══ PROVIDED INFORMATION

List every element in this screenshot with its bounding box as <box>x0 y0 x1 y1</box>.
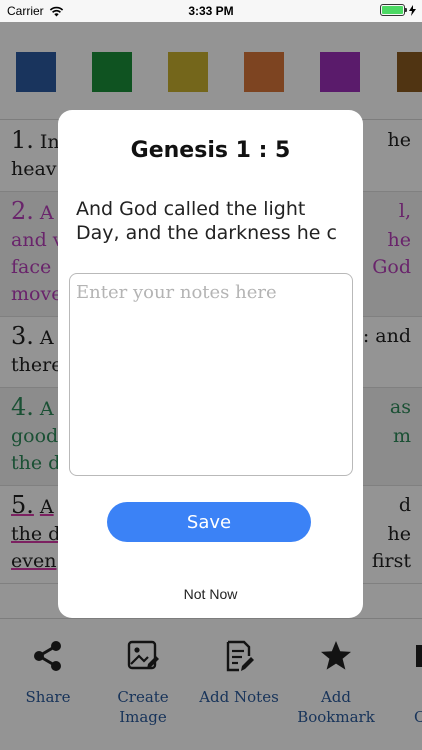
not-now-button[interactable]: Not Now <box>58 586 363 602</box>
dialog-verse-line: Day, and the darkness he c <box>76 222 337 244</box>
battery-fill <box>382 6 403 14</box>
dialog-title: Genesis 1 : 5 <box>130 138 291 163</box>
dialog-verse-text: And God called the light Day, and the da… <box>76 197 346 245</box>
status-bar: Carrier 3:33 PM <box>0 0 422 22</box>
add-notes-dialog: Genesis 1 : 5 And God called the light D… <box>58 110 363 618</box>
battery-icon <box>380 4 407 16</box>
status-right <box>380 4 416 16</box>
status-time: 3:33 PM <box>188 4 234 18</box>
dialog-verse-line: And God called the light <box>76 198 306 220</box>
battery-tip <box>405 8 407 12</box>
save-button[interactable]: Save <box>107 502 311 542</box>
notes-input[interactable] <box>69 273 353 476</box>
charging-bolt-icon <box>409 4 416 16</box>
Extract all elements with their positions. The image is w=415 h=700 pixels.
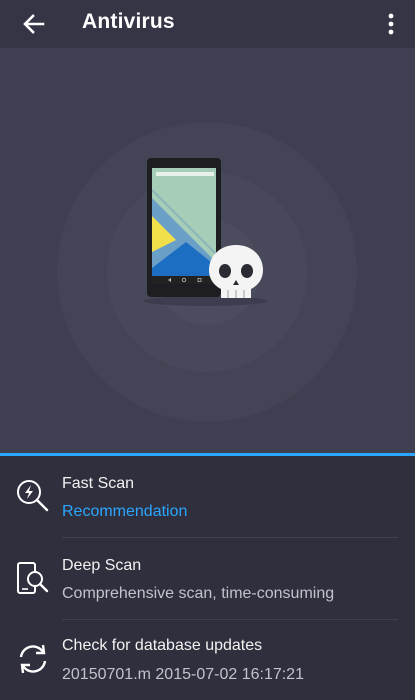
database-update-title: Check for database updates (62, 637, 263, 654)
deep-scan-option[interactable]: Deep Scan Comprehensive scan, time-consu… (0, 538, 415, 620)
deep-scan-icon (17, 562, 49, 594)
fast-scan-icon (17, 480, 49, 512)
hero-panel (0, 48, 415, 453)
app-bar: Antivirus (0, 0, 415, 48)
fast-scan-option[interactable]: Fast Scan Recommendation (0, 456, 415, 538)
deep-scan-subtitle: Comprehensive scan, time-consuming (62, 585, 335, 602)
fast-scan-title: Fast Scan (62, 475, 135, 492)
fast-scan-subtitle: Recommendation (62, 503, 188, 520)
deep-scan-title: Deep Scan (62, 557, 142, 574)
database-version-info: 20150701.m 2015-07-02 16:17:21 (62, 666, 304, 683)
refresh-icon (19, 644, 47, 674)
back-arrow-icon[interactable] (20, 10, 48, 38)
database-update-option[interactable]: Check for database updates 20150701.m 20… (0, 620, 415, 700)
scan-options-list: Fast Scan Recommendation Deep Scan Compr… (0, 456, 415, 700)
antivirus-screen: Antivirus Fast Scan Recommendation Deep … (0, 0, 415, 700)
phone-with-skull-illustration (143, 158, 267, 306)
page-title: Antivirus (82, 10, 175, 33)
more-vert-icon[interactable] (381, 10, 401, 38)
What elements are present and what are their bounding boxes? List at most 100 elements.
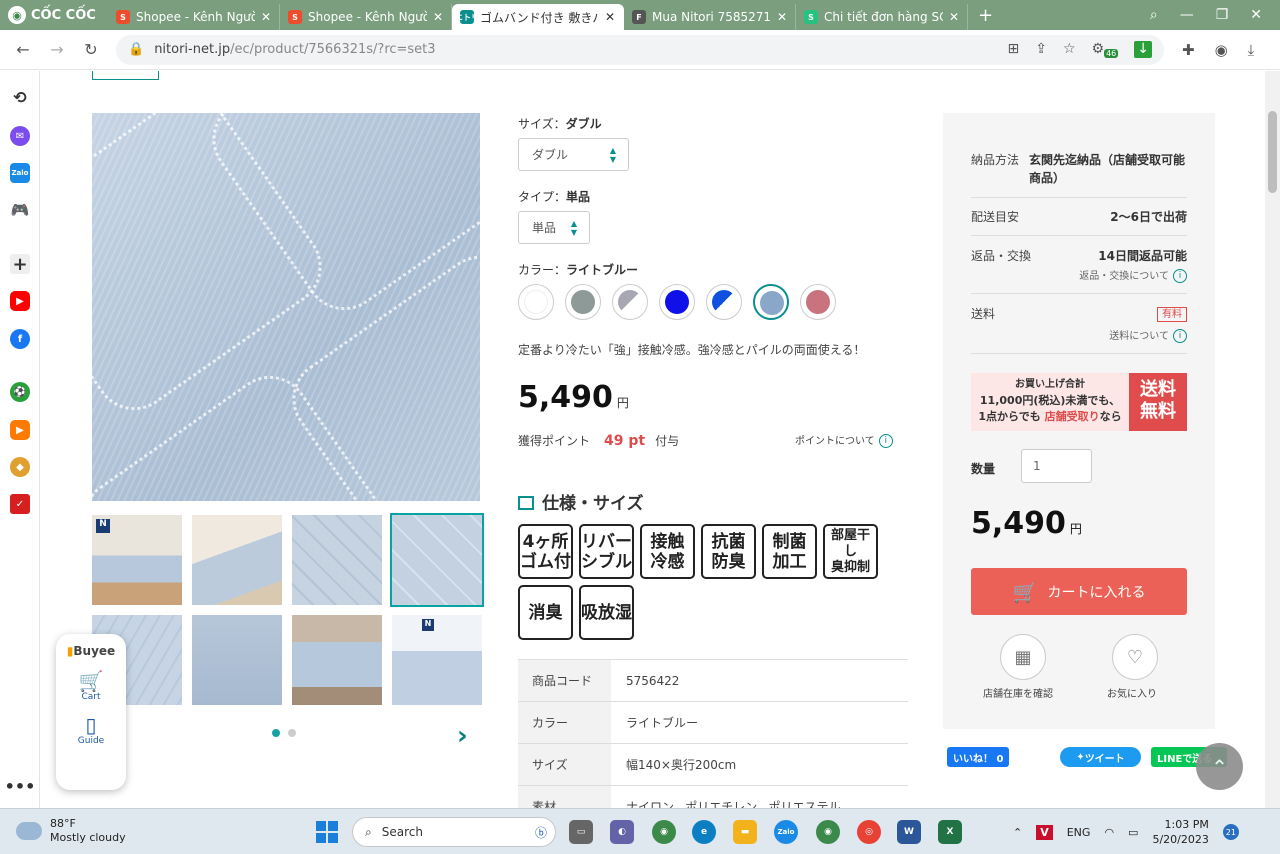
color-swatch-selected[interactable]: [753, 284, 789, 320]
zalo-icon[interactable]: Zalo: [10, 163, 30, 183]
play-icon[interactable]: ▶: [10, 420, 30, 440]
quantity-input[interactable]: 1: [1021, 449, 1092, 483]
bookmark-star-icon[interactable]: ☆: [1063, 41, 1076, 59]
thumbnail[interactable]: [292, 615, 382, 705]
thumbnail[interactable]: [292, 515, 382, 605]
carousel-next-icon[interactable]: ›: [457, 721, 468, 751]
color-swatch[interactable]: [612, 284, 648, 320]
chrome-icon[interactable]: ◎: [857, 820, 881, 844]
downloads-icon[interactable]: ⤓: [1248, 41, 1255, 59]
store-stock-button[interactable]: ▦: [1000, 634, 1046, 680]
chevron-up-icon[interactable]: ⌃: [1013, 826, 1022, 839]
color-swatch[interactable]: [706, 284, 742, 320]
url-text[interactable]: nitori-net.jp/ec/product/7566321s/?rc=se…: [154, 42, 435, 57]
points-about-link[interactable]: ポイントについて i: [795, 432, 893, 448]
browser-tab[interactable]: ニトリゴムバンド付き 敷きパッ✕: [452, 4, 624, 30]
zalo-taskbar-icon[interactable]: Zalo: [774, 820, 798, 844]
file-explorer-icon[interactable]: ▬: [733, 820, 757, 844]
page-scrollbar[interactable]: [1265, 71, 1280, 808]
close-tab-icon[interactable]: ✕: [777, 10, 787, 24]
antivirus-icon[interactable]: V: [1036, 824, 1053, 840]
swatch-color: [760, 291, 784, 315]
minimize-button[interactable]: —: [1180, 7, 1194, 23]
profile-icon[interactable]: ◉: [1215, 41, 1228, 59]
type-select[interactable]: 単品 ▲ ▼: [518, 211, 590, 244]
search-tabs-icon[interactable]: ⌕: [1150, 7, 1158, 23]
language-indicator[interactable]: ENG: [1067, 826, 1091, 839]
clock[interactable]: 1:03 PM 5/20/2023: [1152, 817, 1208, 847]
browser-tab[interactable]: S Chi tiết đơn hàng SC ✕: [796, 4, 968, 30]
close-tab-icon[interactable]: ✕: [605, 10, 615, 24]
translate-icon[interactable]: ⊞: [1007, 41, 1019, 59]
buyee-guide-button[interactable]: ▯ Guide: [56, 714, 126, 746]
free-shipping-banner[interactable]: お買い上げ合計 11,000円(税込)未満でも、 1点からでも 店舗受取りなら …: [971, 373, 1187, 431]
carousel-dot-active[interactable]: [272, 729, 280, 737]
thumbnail-selected[interactable]: [390, 513, 484, 607]
weather-widget[interactable]: 88°F Mostly cloudy: [16, 817, 126, 845]
add-icon[interactable]: +: [10, 254, 30, 275]
thumbnail[interactable]: N: [92, 515, 182, 605]
color-swatch[interactable]: [800, 284, 836, 320]
download-arrow-icon[interactable]: ↓: [1134, 40, 1152, 59]
thumbnail[interactable]: [192, 615, 282, 705]
history-icon[interactable]: ⟲: [10, 87, 30, 107]
youtube-icon[interactable]: ▶: [10, 291, 30, 311]
taskbar-search[interactable]: ⌕ Search ⓑ: [352, 817, 556, 847]
facebook-like-button[interactable]: いいね！ 0: [947, 747, 1010, 767]
teams-chat-icon[interactable]: ◐: [610, 820, 634, 844]
back-button[interactable]: ←: [6, 40, 40, 59]
shipping-about-link[interactable]: 送料について i: [1109, 327, 1187, 343]
todo-check-icon[interactable]: ✓: [10, 494, 30, 514]
store-stock-label[interactable]: 店舗在庫を確認: [983, 685, 1053, 700]
address-bar[interactable]: 🔒 nitori-net.jp/ec/product/7566321s/?rc=…: [116, 34, 1164, 65]
scroll-to-top-button[interactable]: ⌃: [1196, 743, 1243, 790]
favorite-button[interactable]: ♡: [1112, 634, 1158, 680]
close-window-button[interactable]: ✕: [1250, 7, 1262, 23]
windows-start-icon[interactable]: [316, 821, 338, 843]
battery-icon[interactable]: ▭: [1128, 826, 1138, 839]
browser-tab[interactable]: F Mua Nitori 7585271 ✕: [624, 4, 796, 30]
coccoc-logo[interactable]: ◉ CỐC CỐC: [0, 6, 108, 24]
close-tab-icon[interactable]: ✕: [261, 10, 271, 24]
close-tab-icon[interactable]: ✕: [949, 10, 959, 24]
new-tab-button[interactable]: +: [968, 5, 1003, 26]
color-swatch[interactable]: [565, 284, 601, 320]
word-icon[interactable]: W: [897, 820, 921, 844]
extensions-puzzle-icon[interactable]: ✚: [1182, 41, 1195, 59]
add-to-cart-button[interactable]: 🛒 カートに入れる: [971, 568, 1187, 615]
news-icon[interactable]: ◆: [10, 457, 30, 477]
thumbnail[interactable]: [192, 515, 282, 605]
coccoc-profile-icon[interactable]: ◉: [816, 820, 840, 844]
color-swatch[interactable]: [518, 284, 554, 320]
carousel-dot[interactable]: [288, 729, 296, 737]
browser-tab[interactable]: S Shopee - Kênh Ngườ ✕: [108, 4, 280, 30]
task-view-icon[interactable]: ▭: [569, 820, 593, 844]
forward-button[interactable]: →: [40, 40, 74, 59]
more-icon[interactable]: •••: [5, 776, 36, 796]
coccoc-taskbar-icon[interactable]: ◉: [652, 820, 676, 844]
soccer-icon[interactable]: ⚽: [10, 382, 30, 402]
close-tab-icon[interactable]: ✕: [433, 10, 443, 24]
video-tag[interactable]: [92, 71, 159, 80]
size-select[interactable]: ダブル ▲ ▼: [518, 138, 629, 171]
browser-tab[interactable]: S Shopee - Kênh Ngườ ✕: [280, 4, 452, 30]
facebook-icon[interactable]: f: [10, 329, 30, 349]
edge-icon[interactable]: e: [692, 820, 716, 844]
share-icon[interactable]: ⇪: [1035, 41, 1047, 59]
notification-badge[interactable]: 21: [1222, 824, 1239, 840]
excel-icon[interactable]: X: [938, 820, 962, 844]
thumbnail[interactable]: N: [392, 615, 482, 705]
color-swatch[interactable]: [659, 284, 695, 320]
tweet-button[interactable]: ✦ ツイート: [1060, 747, 1141, 767]
buyee-cart-button[interactable]: 🛒 Cart: [56, 670, 126, 702]
scrollbar-thumb[interactable]: [1268, 111, 1277, 193]
main-product-image[interactable]: [92, 113, 480, 501]
wifi-icon[interactable]: ◠: [1104, 826, 1114, 839]
reload-button[interactable]: ↻: [74, 40, 108, 59]
messenger-icon[interactable]: ✉: [10, 126, 30, 146]
game-icon[interactable]: 🎮: [10, 200, 30, 220]
return-about-link[interactable]: 返品・交換について i: [1079, 267, 1187, 283]
extension-badge-icon[interactable]: ⚙ 46: [1092, 41, 1119, 59]
favorite-label[interactable]: お気に入り: [1107, 685, 1157, 700]
restore-button[interactable]: ❐: [1216, 7, 1229, 23]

════

ASSIGNMENT>
Every line above that holds the string "more" should be copied out.

TASK OUTPUT>
more-vert-icon[interactable] (381, 10, 401, 38)
more-icon[interactable]: •••: [5, 776, 36, 796]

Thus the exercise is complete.